§ PROBLEM DETAILS: In the material below, find all lines with the string "politica" and copy them.

§ EXERCISE MATERIALS:
──────────────────────────────
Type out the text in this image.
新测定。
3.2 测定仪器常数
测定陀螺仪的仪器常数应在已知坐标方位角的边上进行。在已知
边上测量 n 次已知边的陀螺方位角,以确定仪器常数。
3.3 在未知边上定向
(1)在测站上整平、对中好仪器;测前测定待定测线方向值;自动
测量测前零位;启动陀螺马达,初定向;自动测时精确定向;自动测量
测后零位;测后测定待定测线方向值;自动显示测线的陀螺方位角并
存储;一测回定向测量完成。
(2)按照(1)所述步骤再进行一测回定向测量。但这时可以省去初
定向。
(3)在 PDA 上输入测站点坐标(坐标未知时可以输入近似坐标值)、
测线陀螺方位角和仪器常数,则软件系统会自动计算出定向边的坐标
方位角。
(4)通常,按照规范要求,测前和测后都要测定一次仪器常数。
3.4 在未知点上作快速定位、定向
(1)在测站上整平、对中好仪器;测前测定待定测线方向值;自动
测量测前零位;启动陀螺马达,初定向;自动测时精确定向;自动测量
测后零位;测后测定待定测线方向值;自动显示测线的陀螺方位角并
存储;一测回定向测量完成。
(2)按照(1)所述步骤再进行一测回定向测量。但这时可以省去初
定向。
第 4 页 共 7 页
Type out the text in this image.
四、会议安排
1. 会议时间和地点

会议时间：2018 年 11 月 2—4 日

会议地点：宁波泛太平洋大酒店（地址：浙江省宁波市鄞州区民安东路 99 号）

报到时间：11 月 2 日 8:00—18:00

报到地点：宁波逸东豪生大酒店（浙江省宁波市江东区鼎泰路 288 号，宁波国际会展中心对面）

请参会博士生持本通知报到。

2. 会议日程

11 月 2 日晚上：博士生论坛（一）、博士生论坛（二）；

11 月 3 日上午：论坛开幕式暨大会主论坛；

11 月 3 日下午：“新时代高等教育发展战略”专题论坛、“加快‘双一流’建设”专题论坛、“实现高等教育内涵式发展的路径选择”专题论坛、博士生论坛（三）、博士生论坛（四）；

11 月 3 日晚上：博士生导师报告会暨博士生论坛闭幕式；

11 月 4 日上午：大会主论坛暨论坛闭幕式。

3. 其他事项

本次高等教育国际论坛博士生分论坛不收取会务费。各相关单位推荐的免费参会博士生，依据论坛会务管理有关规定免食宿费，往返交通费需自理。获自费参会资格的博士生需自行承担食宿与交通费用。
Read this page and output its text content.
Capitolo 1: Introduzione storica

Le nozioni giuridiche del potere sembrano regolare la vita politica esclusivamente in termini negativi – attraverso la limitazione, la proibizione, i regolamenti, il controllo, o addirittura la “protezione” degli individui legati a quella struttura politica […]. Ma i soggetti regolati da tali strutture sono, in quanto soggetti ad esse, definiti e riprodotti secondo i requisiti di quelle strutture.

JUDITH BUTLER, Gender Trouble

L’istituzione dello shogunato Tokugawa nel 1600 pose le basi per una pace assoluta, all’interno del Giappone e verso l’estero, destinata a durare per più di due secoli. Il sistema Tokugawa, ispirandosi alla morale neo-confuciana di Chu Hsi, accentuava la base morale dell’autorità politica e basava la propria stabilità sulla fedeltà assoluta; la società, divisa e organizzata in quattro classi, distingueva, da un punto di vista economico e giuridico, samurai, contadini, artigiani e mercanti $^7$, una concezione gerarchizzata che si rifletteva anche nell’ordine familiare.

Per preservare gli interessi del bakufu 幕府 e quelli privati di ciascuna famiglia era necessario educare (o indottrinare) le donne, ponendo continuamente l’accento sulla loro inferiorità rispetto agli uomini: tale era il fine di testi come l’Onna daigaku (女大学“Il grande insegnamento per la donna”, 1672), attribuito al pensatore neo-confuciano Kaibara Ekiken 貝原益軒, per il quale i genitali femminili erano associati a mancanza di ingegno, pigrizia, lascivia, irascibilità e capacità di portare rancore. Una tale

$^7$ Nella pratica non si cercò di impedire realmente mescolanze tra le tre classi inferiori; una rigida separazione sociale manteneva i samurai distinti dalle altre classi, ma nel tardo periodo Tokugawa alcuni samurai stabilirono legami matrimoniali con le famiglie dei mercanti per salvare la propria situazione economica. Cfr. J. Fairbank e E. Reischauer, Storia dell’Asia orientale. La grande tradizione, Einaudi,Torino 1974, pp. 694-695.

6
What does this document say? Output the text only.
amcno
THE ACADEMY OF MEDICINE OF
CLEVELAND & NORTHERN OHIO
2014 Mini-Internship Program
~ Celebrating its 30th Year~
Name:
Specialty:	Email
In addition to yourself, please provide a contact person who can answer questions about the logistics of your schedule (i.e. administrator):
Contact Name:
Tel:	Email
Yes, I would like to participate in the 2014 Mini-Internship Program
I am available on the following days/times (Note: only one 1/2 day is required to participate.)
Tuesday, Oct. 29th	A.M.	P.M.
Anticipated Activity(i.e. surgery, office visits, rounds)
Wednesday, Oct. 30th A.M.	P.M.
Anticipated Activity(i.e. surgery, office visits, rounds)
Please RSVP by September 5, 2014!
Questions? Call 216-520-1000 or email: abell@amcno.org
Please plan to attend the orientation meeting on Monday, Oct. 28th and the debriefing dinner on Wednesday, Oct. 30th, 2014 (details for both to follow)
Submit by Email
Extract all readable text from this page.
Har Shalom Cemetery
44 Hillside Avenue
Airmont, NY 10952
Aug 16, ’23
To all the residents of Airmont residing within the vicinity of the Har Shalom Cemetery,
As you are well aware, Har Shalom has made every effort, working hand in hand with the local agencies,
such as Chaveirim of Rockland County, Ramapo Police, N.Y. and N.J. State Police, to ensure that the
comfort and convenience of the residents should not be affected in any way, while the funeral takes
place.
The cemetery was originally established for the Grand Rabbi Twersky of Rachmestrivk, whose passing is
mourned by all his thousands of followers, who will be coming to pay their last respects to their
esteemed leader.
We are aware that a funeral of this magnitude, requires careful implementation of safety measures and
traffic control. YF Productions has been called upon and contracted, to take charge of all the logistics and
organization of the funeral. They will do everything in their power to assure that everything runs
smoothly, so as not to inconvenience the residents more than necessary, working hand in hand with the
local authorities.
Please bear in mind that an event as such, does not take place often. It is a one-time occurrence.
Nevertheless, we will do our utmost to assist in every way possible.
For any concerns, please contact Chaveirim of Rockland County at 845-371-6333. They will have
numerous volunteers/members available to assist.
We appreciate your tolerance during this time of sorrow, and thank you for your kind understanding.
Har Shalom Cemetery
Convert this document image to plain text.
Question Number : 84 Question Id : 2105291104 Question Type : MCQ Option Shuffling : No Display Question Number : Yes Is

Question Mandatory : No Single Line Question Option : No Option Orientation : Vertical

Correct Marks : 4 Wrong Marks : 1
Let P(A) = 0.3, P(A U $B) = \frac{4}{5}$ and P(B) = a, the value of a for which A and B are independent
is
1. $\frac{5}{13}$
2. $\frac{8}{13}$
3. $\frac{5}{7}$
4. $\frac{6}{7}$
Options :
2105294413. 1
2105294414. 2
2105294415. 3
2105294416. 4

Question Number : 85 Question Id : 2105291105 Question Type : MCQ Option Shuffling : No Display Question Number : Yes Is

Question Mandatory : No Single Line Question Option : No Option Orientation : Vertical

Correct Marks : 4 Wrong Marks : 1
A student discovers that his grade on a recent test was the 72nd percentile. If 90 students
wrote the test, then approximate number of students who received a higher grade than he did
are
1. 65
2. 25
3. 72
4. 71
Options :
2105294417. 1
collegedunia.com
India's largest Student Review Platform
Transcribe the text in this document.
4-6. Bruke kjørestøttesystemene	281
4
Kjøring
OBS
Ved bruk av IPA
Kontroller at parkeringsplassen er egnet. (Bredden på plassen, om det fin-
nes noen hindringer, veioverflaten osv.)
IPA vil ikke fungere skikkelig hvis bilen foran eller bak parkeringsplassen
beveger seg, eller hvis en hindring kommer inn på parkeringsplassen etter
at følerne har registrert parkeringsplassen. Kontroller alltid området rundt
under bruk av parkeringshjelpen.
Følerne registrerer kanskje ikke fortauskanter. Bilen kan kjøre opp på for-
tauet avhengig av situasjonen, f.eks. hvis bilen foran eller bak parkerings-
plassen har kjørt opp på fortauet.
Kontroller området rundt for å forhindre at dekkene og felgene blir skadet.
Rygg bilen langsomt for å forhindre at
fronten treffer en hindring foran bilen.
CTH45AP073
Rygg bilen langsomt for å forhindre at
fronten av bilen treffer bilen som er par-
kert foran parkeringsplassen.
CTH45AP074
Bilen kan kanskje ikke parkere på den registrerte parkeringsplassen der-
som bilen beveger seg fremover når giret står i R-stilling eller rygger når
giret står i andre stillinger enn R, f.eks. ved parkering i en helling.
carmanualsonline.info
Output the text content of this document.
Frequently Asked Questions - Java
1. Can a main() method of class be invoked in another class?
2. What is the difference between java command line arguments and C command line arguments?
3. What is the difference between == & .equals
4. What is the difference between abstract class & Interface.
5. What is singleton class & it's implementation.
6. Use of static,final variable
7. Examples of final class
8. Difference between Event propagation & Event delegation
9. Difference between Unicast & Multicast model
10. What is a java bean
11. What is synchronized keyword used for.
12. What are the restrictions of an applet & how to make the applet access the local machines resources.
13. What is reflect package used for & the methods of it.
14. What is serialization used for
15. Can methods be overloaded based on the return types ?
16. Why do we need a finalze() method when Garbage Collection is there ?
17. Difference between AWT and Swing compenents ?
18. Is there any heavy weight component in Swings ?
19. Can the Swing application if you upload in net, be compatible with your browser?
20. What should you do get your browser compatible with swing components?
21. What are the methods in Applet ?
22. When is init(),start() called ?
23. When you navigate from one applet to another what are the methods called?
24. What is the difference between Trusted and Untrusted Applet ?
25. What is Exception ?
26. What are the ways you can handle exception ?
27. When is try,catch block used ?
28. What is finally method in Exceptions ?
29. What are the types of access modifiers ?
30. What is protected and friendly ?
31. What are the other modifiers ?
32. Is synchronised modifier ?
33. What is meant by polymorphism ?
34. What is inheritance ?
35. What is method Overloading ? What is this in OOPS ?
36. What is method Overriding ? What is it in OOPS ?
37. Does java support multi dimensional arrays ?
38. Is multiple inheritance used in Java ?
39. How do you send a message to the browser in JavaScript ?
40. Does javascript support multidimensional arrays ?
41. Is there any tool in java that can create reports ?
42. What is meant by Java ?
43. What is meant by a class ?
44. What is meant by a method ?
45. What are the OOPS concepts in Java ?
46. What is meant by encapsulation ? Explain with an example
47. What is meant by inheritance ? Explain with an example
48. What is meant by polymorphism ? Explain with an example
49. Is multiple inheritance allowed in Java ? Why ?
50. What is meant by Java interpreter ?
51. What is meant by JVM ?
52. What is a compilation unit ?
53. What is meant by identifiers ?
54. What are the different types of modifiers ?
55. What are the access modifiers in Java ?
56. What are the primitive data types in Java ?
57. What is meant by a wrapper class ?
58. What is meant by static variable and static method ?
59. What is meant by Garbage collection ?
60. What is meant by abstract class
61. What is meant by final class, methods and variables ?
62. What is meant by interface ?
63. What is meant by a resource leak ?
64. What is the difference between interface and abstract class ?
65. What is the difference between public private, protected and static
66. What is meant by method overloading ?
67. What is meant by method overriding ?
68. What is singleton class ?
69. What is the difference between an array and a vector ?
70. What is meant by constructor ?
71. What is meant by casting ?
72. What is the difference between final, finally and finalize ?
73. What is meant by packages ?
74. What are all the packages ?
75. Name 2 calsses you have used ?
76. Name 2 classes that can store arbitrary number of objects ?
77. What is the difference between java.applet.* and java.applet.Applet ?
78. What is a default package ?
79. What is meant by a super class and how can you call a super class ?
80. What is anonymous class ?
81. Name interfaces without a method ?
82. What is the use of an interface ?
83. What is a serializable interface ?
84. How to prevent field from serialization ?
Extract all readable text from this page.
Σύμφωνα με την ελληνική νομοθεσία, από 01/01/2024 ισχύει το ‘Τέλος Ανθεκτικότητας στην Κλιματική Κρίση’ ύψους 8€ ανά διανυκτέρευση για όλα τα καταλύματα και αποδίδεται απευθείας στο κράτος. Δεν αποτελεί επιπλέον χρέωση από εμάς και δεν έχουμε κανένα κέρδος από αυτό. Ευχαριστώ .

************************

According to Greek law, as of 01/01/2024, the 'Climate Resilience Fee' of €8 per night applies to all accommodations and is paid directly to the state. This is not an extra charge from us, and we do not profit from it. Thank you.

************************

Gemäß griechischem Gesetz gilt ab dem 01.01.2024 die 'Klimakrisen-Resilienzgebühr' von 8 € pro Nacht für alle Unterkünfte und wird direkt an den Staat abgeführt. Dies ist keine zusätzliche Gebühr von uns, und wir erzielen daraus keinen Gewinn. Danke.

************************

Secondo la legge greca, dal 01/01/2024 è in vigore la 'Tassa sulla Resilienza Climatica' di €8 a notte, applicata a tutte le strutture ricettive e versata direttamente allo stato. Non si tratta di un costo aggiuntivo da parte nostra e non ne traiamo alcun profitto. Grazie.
──────────────────────────────
§ FINAL ANSWER:
Le nozioni giuridiche del potere sembrano regolare la vita politica esclusivamente in termini negativi – attraverso la limitazione, la proibizione, i regolamenti, il controllo, o addirittura la “protezione” degli individui legati a quella struttura politica […]. Ma i soggetti regolati da tali strutture sono, in quanto soggetti ad esse, definiti e riprodotti secondo i requisiti di quelle strutture.
L’istituzione dello shogunato Tokugawa nel 1600 pose le basi per una pace assoluta, all’interno del Giappone e verso l’estero, destinata a durare per più di due secoli. Il sistema Tokugawa, ispirandosi alla morale neo-confuciana di Chu Hsi, accentuava la base morale dell’autorità politica e basava la propria stabilità sulla fedeltà assoluta; la società, divisa e organizzata in quattro classi, distingueva, da un punto di vista economico e giuridico, samurai, contadini, artigiani e mercanti $^7$, una concezione gerarchizzata che si rifletteva anche nell’ordine familiare.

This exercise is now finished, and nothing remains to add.